* Requirement: Every line containing the word "Unguentum" needs to be found and copied.

(Data items)

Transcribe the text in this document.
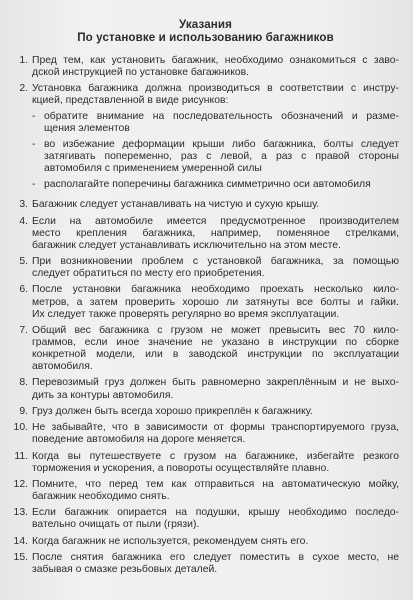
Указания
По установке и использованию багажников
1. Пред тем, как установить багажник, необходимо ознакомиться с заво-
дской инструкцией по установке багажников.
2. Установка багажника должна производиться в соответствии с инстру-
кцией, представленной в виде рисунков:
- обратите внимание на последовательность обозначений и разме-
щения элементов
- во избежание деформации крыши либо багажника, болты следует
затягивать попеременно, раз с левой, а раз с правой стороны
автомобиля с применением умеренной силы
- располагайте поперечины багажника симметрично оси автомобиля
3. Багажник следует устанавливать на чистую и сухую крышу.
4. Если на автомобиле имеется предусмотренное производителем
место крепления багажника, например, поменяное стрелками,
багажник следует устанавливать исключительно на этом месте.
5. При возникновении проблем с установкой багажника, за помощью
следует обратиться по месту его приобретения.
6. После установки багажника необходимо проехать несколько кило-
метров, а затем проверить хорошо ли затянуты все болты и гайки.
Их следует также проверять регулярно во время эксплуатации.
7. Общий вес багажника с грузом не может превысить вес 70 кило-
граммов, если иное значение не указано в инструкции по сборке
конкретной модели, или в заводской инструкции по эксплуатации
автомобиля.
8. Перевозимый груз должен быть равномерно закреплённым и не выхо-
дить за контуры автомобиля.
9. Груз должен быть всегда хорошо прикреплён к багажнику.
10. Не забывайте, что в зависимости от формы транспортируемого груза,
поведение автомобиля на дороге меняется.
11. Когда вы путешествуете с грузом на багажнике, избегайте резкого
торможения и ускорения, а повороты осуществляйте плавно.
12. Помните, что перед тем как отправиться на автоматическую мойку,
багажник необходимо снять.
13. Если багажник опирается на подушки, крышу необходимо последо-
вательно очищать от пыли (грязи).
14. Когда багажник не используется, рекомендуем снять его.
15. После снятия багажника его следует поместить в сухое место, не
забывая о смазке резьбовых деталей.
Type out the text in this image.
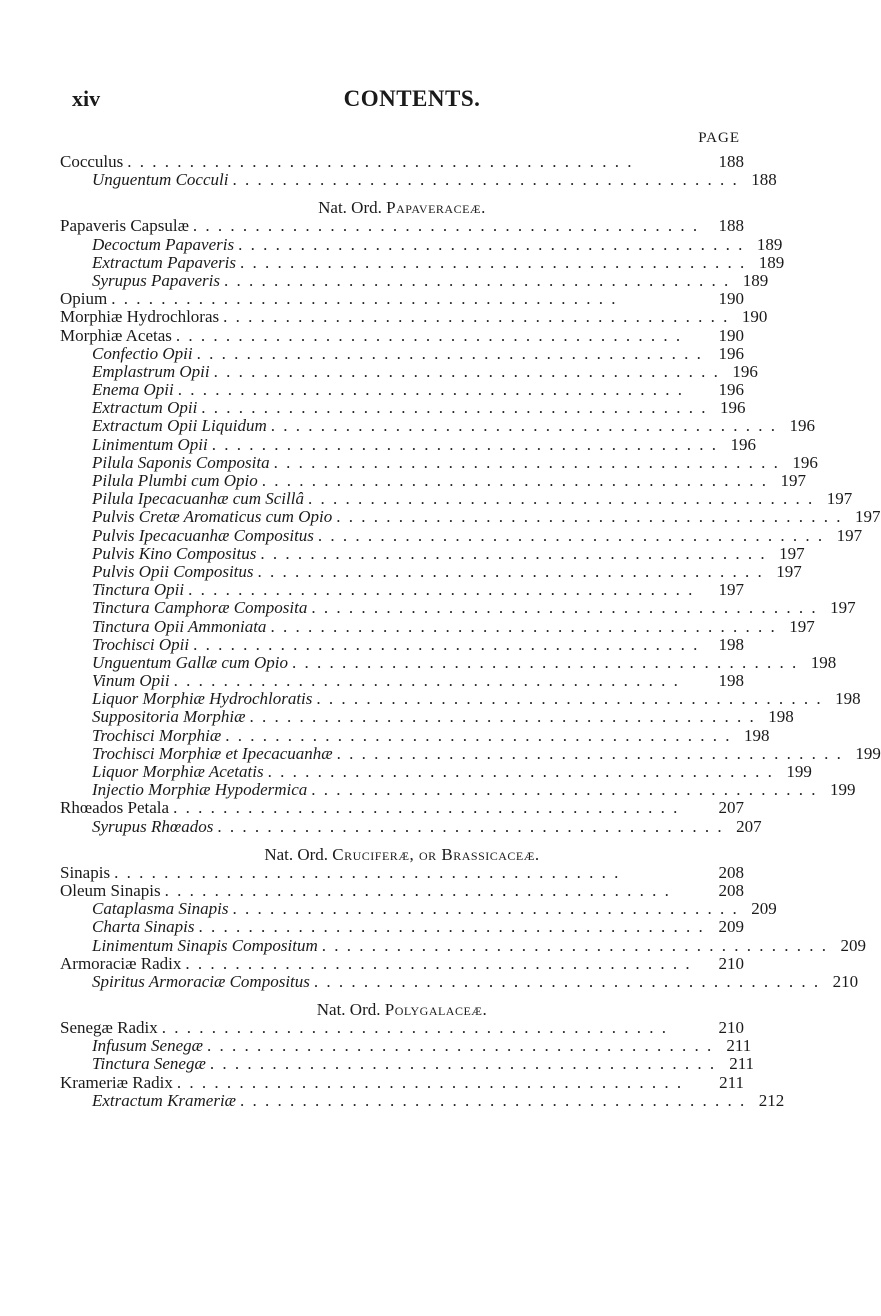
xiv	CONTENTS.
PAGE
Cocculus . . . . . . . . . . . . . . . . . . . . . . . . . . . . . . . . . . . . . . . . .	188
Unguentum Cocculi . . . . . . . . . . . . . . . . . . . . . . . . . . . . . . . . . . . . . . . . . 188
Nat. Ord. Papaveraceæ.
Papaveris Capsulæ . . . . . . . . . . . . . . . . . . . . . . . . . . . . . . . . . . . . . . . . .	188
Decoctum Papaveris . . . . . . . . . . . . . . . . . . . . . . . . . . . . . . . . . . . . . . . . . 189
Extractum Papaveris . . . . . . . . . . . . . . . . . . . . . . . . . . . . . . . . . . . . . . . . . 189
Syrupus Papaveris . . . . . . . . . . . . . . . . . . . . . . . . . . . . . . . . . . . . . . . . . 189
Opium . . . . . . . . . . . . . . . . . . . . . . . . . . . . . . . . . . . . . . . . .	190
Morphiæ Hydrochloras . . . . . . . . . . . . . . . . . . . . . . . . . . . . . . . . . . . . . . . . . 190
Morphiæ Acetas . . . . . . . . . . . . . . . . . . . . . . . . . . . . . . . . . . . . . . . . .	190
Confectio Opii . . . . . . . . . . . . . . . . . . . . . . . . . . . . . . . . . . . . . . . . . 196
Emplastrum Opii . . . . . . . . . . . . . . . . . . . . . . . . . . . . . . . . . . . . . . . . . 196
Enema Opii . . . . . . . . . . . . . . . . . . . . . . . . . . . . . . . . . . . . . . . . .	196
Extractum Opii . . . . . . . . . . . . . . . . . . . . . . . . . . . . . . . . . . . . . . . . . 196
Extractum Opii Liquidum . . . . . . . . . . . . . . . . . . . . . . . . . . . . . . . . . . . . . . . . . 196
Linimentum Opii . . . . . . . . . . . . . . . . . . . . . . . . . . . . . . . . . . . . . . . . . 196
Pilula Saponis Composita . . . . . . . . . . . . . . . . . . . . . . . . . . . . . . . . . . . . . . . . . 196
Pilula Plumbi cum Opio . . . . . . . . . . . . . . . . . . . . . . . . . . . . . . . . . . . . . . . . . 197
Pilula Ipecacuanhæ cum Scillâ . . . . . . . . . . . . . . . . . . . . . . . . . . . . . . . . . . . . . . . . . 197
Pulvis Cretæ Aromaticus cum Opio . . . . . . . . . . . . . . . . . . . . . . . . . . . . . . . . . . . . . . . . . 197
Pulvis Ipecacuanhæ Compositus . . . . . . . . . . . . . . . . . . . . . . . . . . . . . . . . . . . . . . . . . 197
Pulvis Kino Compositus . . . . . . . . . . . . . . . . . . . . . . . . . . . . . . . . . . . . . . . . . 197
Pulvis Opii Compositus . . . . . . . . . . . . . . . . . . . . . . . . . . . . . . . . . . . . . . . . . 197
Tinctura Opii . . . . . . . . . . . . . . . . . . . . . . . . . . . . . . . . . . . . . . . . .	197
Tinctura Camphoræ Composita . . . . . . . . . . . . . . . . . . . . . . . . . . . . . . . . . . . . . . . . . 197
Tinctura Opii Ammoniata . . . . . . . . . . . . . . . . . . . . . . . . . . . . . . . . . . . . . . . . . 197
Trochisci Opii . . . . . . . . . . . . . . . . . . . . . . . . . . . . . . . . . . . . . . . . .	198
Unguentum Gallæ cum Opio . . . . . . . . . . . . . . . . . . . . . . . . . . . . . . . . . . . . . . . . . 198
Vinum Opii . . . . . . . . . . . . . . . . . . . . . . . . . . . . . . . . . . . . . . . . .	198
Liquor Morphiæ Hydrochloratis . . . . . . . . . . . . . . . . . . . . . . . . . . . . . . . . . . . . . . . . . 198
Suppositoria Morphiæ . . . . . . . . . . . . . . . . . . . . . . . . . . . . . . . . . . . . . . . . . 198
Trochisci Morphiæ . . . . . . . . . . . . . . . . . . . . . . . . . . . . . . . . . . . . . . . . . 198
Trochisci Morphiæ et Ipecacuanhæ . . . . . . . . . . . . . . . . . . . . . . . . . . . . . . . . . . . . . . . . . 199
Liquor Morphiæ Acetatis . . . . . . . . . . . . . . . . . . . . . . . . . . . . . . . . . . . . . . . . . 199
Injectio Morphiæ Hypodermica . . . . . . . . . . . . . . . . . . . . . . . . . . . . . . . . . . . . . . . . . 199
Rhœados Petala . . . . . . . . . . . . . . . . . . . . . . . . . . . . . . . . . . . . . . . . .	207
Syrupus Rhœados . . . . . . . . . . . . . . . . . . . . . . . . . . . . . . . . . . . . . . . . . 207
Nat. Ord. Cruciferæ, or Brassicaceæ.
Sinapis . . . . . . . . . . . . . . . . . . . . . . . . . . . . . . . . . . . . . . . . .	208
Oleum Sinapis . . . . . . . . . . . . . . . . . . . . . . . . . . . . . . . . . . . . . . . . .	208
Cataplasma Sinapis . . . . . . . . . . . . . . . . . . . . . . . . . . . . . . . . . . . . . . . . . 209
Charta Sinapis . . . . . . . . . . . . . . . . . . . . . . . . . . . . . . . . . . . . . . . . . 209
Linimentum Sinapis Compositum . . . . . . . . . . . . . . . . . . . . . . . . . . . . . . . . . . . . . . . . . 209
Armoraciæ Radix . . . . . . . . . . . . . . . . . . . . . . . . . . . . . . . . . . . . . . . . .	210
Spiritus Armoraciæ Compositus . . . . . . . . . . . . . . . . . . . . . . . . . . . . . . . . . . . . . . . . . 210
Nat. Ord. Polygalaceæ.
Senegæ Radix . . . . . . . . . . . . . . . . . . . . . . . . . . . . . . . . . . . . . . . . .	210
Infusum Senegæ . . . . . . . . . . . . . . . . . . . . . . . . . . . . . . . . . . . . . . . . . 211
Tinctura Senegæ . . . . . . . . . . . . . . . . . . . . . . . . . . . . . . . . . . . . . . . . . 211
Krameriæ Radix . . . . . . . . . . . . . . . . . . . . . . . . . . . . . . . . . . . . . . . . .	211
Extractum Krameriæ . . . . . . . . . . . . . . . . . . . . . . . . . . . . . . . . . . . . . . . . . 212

* * *

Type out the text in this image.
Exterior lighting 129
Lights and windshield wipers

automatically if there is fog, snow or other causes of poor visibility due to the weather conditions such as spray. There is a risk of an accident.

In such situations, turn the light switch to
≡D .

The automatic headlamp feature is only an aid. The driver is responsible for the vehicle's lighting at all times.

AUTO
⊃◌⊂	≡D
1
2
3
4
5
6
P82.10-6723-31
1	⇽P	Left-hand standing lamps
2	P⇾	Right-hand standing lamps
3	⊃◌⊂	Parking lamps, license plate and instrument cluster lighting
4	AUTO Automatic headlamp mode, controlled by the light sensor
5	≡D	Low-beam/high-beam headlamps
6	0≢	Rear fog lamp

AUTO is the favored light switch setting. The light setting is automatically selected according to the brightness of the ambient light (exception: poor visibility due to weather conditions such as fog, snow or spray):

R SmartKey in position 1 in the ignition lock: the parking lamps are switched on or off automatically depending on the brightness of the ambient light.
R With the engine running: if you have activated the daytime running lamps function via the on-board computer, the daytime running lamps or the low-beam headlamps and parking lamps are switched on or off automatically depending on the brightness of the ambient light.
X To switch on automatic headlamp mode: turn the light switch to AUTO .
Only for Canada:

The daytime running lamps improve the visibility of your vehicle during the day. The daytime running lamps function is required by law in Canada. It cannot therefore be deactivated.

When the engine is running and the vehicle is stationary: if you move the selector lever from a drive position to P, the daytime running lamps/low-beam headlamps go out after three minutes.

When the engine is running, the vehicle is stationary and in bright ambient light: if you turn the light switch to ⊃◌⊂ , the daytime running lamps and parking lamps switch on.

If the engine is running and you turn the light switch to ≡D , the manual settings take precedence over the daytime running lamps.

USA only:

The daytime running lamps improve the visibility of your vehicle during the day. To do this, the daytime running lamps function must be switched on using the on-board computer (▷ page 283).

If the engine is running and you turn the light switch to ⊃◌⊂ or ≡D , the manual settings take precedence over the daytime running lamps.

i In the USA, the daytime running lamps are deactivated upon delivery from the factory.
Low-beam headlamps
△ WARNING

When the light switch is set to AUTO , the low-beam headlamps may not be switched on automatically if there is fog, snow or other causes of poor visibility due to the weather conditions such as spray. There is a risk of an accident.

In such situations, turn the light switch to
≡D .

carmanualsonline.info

* Exercise result:
Unguentum Cocculi . . . . . . . . . . . . . . . . . . . . . . . . . . . . . . . . . . . . . . . . . 188
Unguentum Gallæ cum Opio . . . . . . . . . . . . . . . . . . . . . . . . . . . . . . . . . . . . . . . . . 198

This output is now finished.